Would you return the complete listing below word for word?

# START OF Data entries

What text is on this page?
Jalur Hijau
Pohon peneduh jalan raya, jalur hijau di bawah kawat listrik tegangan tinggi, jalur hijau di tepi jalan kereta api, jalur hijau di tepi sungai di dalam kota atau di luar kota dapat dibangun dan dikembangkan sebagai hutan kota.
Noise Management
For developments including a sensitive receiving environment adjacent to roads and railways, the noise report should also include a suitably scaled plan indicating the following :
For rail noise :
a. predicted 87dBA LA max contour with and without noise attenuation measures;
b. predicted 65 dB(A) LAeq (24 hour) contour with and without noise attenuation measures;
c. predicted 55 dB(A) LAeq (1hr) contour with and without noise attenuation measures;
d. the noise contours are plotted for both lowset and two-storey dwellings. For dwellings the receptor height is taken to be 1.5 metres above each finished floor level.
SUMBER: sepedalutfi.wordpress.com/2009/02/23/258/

# END OF Data entries

Answer »
What text is on this page?
Jalur Hijau
Pohon peneduh jalan raya, jalur hijau di bawah kawat listrik tegangan tinggi, jalur hijau di tepi jalan kereta api, jalur hijau di tepi sungai di dalam kota atau di luar kota dapat dibangun dan dikembangkan sebagai hutan kota.
Noise Management
For developments including a sensitive receiving environment adjacent to roads and railways, the noise report should also include a suitably scaled plan indicating the following :
For rail noise :
a. predicted 87dBA LA max contour with and without noise attenuation measures;
b. predicted 65 dB(A) LAeq (24 hour) contour with and without noise attenuation measures;
c. predicted 55 dB(A) LAeq (1hr) contour with and without noise attenuation measures;
d. the noise contours are plotted for both lowset and two-storey dwellings. For dwellings the receptor height is taken to be 1.5 metres above each finished floor level.
SUMBER: sepedalutfi.wordpress.com/2009/02/23/258/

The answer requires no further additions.